• [INSTRUCTION]: Scan the entries below and extract each line with the word "color" in it.

• [INFORMATION GIVEN]:
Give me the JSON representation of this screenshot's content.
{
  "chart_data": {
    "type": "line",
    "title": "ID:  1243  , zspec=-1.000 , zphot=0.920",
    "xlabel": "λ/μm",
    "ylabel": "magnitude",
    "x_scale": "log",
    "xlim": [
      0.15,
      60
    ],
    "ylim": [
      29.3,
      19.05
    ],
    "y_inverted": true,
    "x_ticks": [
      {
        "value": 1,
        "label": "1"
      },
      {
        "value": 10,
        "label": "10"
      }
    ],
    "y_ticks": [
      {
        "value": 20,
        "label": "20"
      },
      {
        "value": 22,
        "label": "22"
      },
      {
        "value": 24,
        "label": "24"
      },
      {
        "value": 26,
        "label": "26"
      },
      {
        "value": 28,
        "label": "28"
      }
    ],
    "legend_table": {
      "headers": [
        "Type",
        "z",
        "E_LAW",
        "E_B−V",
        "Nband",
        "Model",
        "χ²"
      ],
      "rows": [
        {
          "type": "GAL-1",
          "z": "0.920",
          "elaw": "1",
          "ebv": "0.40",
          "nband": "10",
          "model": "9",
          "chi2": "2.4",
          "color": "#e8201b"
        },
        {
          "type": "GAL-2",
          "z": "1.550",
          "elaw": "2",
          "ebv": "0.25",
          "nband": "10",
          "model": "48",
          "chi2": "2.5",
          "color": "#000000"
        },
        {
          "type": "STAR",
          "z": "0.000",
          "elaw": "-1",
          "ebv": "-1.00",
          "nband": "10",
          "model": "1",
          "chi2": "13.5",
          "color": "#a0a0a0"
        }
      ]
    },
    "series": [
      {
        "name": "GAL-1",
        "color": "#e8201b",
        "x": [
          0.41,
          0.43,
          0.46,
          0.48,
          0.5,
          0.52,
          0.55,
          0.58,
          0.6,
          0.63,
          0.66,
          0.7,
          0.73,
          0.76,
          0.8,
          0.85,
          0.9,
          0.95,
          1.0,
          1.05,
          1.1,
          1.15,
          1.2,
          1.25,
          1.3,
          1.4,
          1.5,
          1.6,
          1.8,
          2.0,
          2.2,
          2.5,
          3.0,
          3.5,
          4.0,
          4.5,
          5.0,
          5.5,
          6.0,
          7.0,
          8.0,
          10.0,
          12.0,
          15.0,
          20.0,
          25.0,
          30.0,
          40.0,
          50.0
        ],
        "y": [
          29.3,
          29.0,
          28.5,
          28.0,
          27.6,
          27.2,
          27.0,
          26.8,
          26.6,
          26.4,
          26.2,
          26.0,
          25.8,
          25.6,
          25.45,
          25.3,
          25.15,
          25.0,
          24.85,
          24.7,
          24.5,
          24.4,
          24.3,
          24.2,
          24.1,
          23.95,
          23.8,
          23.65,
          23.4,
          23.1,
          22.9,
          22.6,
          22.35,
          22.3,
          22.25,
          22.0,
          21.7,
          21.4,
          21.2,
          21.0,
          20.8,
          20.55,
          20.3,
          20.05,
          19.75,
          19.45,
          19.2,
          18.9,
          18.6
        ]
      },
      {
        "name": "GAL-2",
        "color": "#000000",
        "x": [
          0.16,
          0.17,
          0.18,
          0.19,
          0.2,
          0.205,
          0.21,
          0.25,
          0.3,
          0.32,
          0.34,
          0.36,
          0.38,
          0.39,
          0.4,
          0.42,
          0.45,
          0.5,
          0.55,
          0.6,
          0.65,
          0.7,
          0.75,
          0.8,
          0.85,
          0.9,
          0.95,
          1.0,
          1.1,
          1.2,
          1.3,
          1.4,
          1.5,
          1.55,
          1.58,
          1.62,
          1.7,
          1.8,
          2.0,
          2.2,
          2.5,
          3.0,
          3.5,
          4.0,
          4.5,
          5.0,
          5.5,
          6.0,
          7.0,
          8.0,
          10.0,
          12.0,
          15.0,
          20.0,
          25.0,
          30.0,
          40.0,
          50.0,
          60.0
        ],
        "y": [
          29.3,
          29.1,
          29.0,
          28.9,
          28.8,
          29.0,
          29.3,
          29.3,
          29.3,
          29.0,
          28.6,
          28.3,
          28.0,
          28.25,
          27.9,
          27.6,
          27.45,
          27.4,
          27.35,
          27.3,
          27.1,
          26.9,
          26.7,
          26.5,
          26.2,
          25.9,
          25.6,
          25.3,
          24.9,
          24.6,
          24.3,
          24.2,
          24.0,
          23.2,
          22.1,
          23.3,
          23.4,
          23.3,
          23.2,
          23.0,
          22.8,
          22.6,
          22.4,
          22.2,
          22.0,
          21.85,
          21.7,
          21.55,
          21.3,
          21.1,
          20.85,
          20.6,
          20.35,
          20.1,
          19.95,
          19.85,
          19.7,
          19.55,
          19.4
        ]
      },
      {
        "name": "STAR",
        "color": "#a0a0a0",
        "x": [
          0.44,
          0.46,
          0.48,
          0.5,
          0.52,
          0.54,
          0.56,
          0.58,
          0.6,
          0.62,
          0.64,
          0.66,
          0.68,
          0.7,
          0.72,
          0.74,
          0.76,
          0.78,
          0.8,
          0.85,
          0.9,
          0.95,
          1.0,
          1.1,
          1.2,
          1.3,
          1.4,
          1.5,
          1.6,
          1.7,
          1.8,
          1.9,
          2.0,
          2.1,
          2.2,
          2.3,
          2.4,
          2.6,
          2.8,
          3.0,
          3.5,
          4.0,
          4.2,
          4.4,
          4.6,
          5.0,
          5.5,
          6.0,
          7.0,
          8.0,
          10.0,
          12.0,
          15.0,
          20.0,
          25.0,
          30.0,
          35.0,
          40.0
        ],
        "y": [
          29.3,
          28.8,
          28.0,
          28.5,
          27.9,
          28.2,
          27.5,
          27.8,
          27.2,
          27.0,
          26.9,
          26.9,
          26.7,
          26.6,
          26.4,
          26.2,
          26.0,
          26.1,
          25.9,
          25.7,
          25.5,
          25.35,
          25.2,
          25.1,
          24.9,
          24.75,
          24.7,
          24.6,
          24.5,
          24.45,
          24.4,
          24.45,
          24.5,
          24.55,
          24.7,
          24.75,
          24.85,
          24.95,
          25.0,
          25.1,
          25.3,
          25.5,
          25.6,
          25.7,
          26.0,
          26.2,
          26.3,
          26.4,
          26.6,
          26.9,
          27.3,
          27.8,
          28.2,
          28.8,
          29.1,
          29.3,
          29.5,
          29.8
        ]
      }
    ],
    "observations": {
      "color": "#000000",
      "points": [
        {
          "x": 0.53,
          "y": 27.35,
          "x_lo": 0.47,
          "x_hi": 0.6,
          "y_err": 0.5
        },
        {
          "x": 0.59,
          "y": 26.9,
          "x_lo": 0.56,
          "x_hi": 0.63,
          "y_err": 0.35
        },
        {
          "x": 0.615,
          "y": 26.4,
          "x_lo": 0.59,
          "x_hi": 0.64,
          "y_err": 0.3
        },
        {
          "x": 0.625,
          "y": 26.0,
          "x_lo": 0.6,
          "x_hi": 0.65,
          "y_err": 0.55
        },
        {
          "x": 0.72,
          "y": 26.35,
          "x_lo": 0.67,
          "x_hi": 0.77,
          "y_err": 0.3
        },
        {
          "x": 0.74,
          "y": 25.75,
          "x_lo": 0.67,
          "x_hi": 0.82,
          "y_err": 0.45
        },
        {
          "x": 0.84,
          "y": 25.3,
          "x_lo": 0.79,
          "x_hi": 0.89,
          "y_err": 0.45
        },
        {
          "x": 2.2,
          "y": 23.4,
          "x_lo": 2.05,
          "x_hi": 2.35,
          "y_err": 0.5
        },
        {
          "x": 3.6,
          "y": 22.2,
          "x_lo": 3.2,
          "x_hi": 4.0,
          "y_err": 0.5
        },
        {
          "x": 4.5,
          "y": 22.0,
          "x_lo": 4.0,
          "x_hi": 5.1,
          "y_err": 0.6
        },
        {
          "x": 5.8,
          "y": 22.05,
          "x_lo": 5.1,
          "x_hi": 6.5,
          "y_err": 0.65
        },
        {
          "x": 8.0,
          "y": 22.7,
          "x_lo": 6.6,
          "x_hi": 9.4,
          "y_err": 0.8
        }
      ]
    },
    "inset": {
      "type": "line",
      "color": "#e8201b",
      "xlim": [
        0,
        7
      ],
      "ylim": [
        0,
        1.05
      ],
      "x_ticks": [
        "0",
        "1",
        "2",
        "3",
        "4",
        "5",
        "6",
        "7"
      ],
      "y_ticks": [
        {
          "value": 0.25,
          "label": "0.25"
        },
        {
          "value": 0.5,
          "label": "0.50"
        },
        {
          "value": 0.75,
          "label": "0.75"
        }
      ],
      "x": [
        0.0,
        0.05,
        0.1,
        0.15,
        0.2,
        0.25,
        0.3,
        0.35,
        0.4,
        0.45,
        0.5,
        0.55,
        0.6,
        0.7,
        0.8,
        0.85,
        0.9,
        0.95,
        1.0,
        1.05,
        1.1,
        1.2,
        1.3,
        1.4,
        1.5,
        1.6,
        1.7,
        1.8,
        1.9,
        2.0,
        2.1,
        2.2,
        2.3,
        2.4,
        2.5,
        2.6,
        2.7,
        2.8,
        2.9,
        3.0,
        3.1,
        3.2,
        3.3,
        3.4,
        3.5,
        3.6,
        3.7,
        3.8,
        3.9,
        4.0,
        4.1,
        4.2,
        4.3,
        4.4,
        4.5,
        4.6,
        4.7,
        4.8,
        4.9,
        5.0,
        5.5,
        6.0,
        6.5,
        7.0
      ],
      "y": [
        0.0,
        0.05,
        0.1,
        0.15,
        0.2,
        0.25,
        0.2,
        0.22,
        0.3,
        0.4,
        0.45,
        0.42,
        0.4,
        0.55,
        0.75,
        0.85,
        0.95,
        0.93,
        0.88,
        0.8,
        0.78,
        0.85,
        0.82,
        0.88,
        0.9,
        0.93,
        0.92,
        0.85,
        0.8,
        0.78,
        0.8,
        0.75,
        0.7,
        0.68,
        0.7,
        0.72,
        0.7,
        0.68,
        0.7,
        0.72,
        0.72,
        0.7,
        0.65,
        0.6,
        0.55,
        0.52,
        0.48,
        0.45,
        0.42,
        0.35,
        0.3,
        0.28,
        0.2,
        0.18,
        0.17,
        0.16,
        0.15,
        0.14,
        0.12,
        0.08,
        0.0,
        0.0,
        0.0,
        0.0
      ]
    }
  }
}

• [SOLUTION TO THE EXERCISE]:
          "color": "#e8201b"
          "color": "#000000"
          "color": "#a0a0a0"
        "color": "#e8201b",
        "color": "#000000",
        "color": "#a0a0a0",
      "color": "#000000",
      "color": "#e8201b",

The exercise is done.